Start EXTRACT TO READ
Question

A possible mechanism for the overall reaction Br2 (g) + 2NO (g) → 2NOBr (g) is NO (g) + Br2 (g) rightwards arrow with k space 1 on top leftwards arrow for k minus 1 of NOBr2 (g) (fast) NOBr2 (g) + NO (g) rightwards arrow with k subscript 2 on top 2NOBr (slow) The rate law for formation of NOBr based on this mechanism is rate = ________.

Answer 1

Answer : The rate law for formation of NOBr based on this mechanism is, $\frac{k_1\times k_2}{k_1^-}[Br_2][NO]^2$

Explanation :

The overall reaction is:

$Br_2(g)+2NO(g)\rightleftharpoons 2NOBr(g)$

Rate law = $k[Br_2][NO]^2$

The first step of the overall reaction is:

$NO(g)+Br_2(g)\overset{k_1}{\rightarrow} NOBr_2(g)$

$NO(g)+Br_2(g)\overset{k_1^-}{\leftarrow} NOBr_2(g)$

Rate law 1 = $k_1[Br_2][NO]$

Rate law 2 = $k_1^-[NOBr_2]$

The second step of the overall reaction is:

$NOBr_2(g)+NO(g)\overset{k_2}{\rightarrow} 2NOBr$

Rate law 3 = $k_2[NOBr_2][NO]$

Now rate law of overall reaction can be obtained as follows.
End EXTRACT TO READ
Start DATA ENTRIES
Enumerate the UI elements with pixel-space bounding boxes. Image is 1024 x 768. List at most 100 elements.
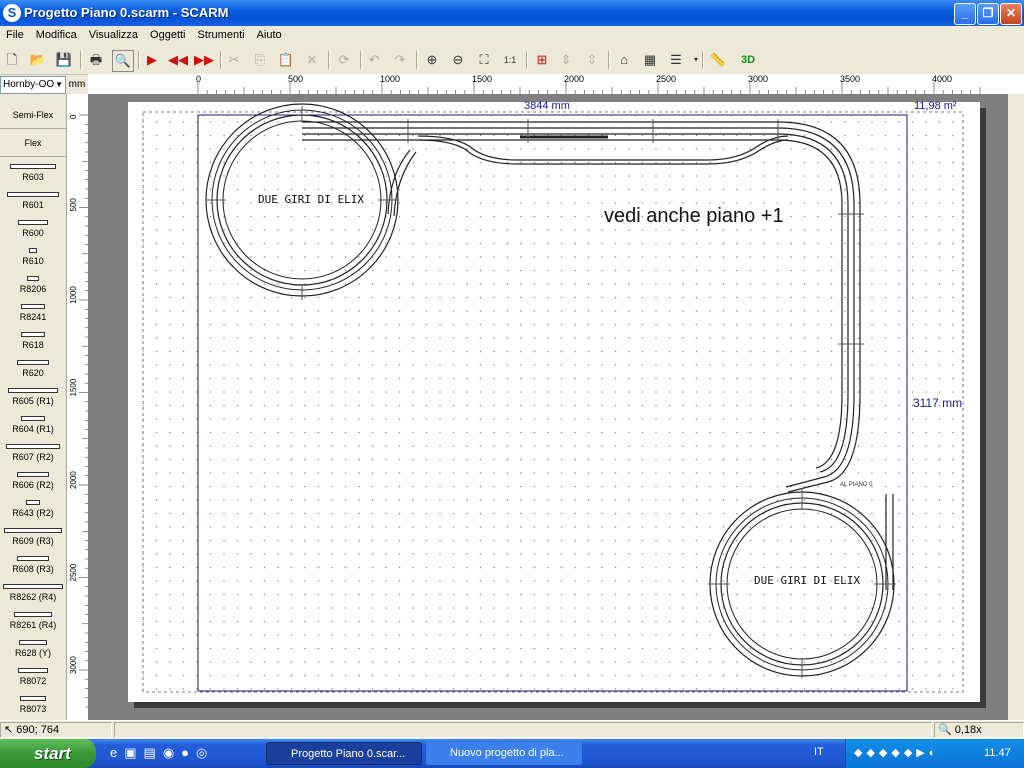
palette-item[interactable]: R620 xyxy=(0,354,66,382)
tunnel-icon[interactable]: ▦ xyxy=(640,50,660,70)
menu-modifica[interactable]: Modifica xyxy=(30,26,83,41)
flip-icon[interactable]: ⇳ xyxy=(582,50,602,70)
show-desktop-icon[interactable]: ▣ xyxy=(124,745,143,760)
track-piece-symbol xyxy=(6,444,60,449)
language-indicator[interactable]: IT xyxy=(814,746,824,758)
browser-icon[interactable]: ● xyxy=(181,745,196,760)
palette-item[interactable]: R8072 xyxy=(0,662,66,690)
track-piece-symbol xyxy=(18,220,48,225)
palette-item-label: R610 xyxy=(22,256,44,266)
new-file-icon[interactable]: 🗋 xyxy=(2,50,22,70)
palette-item-label: R604 (R1) xyxy=(12,424,54,434)
palette-item[interactable]: R628 (Y) xyxy=(0,634,66,662)
palette-item[interactable]: R608 (R3) xyxy=(0,550,66,578)
palette-item[interactable]: R610 xyxy=(0,242,66,270)
area-label: 11,98 m² xyxy=(914,100,957,112)
app-quick-icon[interactable]: ◎ xyxy=(196,745,214,760)
palette-item-label: R606 (R2) xyxy=(12,480,54,490)
palette-item[interactable]: R605 (R1) xyxy=(0,382,66,410)
palette-item[interactable]: R8261 (R4) xyxy=(0,606,66,634)
palette-item[interactable]: R8241 xyxy=(0,298,66,326)
copy-icon[interactable]: ⎘ xyxy=(250,50,270,70)
zoom-in-icon[interactable]: ⊕ xyxy=(422,50,442,70)
measure-icon[interactable]: 📏 xyxy=(708,50,728,70)
quick-launch[interactable]: e▣▤◉●◎ xyxy=(110,745,214,761)
palette-item[interactable]: R8206 xyxy=(0,270,66,298)
palette-item-label: R618 xyxy=(22,340,44,350)
palette-item[interactable]: R606 (R2) xyxy=(0,466,66,494)
track-piece-symbol xyxy=(7,192,59,197)
folder-icon[interactable]: ▤ xyxy=(144,745,163,760)
app-icon[interactable]: S xyxy=(3,4,21,22)
undo-icon[interactable]: ↶ xyxy=(364,50,384,70)
task-new-project[interactable]: Nuovo progetto di pla... xyxy=(426,742,582,765)
zoom-1-1-icon[interactable]: 1:1 xyxy=(500,50,520,70)
menu-oggetti[interactable]: Oggetti xyxy=(144,26,191,41)
track-piece-symbol xyxy=(26,500,40,505)
play-icon[interactable]: ▶ xyxy=(142,50,162,70)
paste-icon[interactable]: 📋 xyxy=(276,50,296,70)
3d-view-icon[interactable]: 3D xyxy=(738,50,758,70)
rewind-icon[interactable]: ◀◀ xyxy=(168,50,188,70)
vertical-scrollbar[interactable] xyxy=(1008,94,1024,720)
menu-file[interactable]: File xyxy=(0,26,30,41)
zoom-out-icon[interactable]: ⊖ xyxy=(448,50,468,70)
track-ends-icon[interactable]: ⊞ xyxy=(532,50,552,70)
flex-button[interactable]: Flex xyxy=(0,130,66,157)
status-message xyxy=(114,722,932,738)
media-icon[interactable]: ◉ xyxy=(163,745,181,760)
vruler-label: 2000 xyxy=(69,471,78,489)
palette-item[interactable]: R604 (R1) xyxy=(0,410,66,438)
zoom-value: 0,18x xyxy=(954,724,982,736)
track-piece-symbol xyxy=(29,248,37,253)
hruler-label: 0 xyxy=(196,74,201,84)
align-icon[interactable]: ⇕ xyxy=(556,50,576,70)
forward-icon[interactable]: ▶▶ xyxy=(194,50,214,70)
library-select-value: Hornby-OO xyxy=(3,79,55,90)
vruler-label: 0 xyxy=(69,114,78,119)
bridge-icon[interactable]: ⌂ xyxy=(614,50,634,70)
hruler-label: 2500 xyxy=(656,74,676,84)
rotate-icon[interactable]: ⟳ xyxy=(334,50,354,70)
layout-drawing[interactable]: 3844 mm 11,98 m² 3117 mm DUE GIRI DI ELI… xyxy=(88,94,1008,720)
menu-strumenti[interactable]: Strumenti xyxy=(192,26,251,41)
ie-icon[interactable]: e xyxy=(110,745,124,760)
palette-item[interactable]: R609 (R3) xyxy=(0,522,66,550)
close-button[interactable]: ✕ xyxy=(1000,3,1022,25)
palette-item-label: R8072 xyxy=(19,676,47,686)
palette-item[interactable]: R8073 xyxy=(0,690,66,718)
palette-item[interactable]: R618 xyxy=(0,326,66,354)
print-icon[interactable]: 🖶 xyxy=(86,50,106,70)
vertical-ruler: 0 500 1000 1500 2000 2500 3000 xyxy=(66,94,89,720)
palette-item[interactable]: R600 xyxy=(0,214,66,242)
redo-icon[interactable]: ↷ xyxy=(390,50,410,70)
palette-item[interactable]: R607 (R2) xyxy=(0,438,66,466)
print-preview-icon[interactable]: 🔍 xyxy=(112,50,134,72)
vruler-label: 3000 xyxy=(69,656,78,674)
menu-aiuto[interactable]: Aiuto xyxy=(251,26,288,41)
layers-icon[interactable]: ☰ xyxy=(666,50,686,70)
cut-icon[interactable]: ✂ xyxy=(224,50,244,70)
palette-item[interactable]: R603 xyxy=(0,158,66,186)
palette-item[interactable]: R8262 (R4) xyxy=(0,578,66,606)
delete-icon[interactable]: ✕ xyxy=(302,50,322,70)
palette-item[interactable]: R601 xyxy=(0,186,66,214)
open-folder-icon[interactable]: 📂 xyxy=(28,50,48,70)
semi-flex-button[interactable]: Semi-Flex xyxy=(0,102,66,129)
task-scarm[interactable]: Progetto Piano 0.scar... xyxy=(266,742,422,765)
system-tray: ◆◆◆◆◆▶◐ 11.47 xyxy=(845,739,1024,768)
palette-item[interactable]: R643 (R2) xyxy=(0,494,66,522)
tray-icons[interactable]: ◆◆◆◆◆▶◐ xyxy=(854,746,939,759)
maximize-button[interactable]: ❐ xyxy=(977,3,999,25)
track-piece-symbol xyxy=(19,640,47,645)
library-select[interactable]: Hornby-OO ▼ xyxy=(0,76,66,94)
unit-label: mm xyxy=(68,79,86,90)
minimize-button[interactable]: _ xyxy=(954,3,976,25)
track-palette: Semi-Flex Flex R603 R601 R600 R610 R8206 R824… xyxy=(0,102,67,720)
helix-label-2: DUE GIRI DI ELIX xyxy=(754,574,860,587)
save-icon[interactable]: 💾 xyxy=(54,50,74,70)
layout-canvas[interactable]: 3844 mm 11,98 m² 3117 mm DUE GIRI DI ELI… xyxy=(88,94,1024,720)
start-button[interactable]: start xyxy=(0,739,96,768)
zoom-fit-icon[interactable]: ⛶ xyxy=(474,50,494,70)
menu-visualizza[interactable]: Visualizza xyxy=(83,26,144,41)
End DATA ENTRIES
**TO DO:** In the thread on the NOBr reaction mechanism, which step is labeled slow? The listing comes from a different source than the thread.

**WRITTEN RESPONSE:** The step NOBr2 (g) + NO (g) → 2NOBr is labeled slow.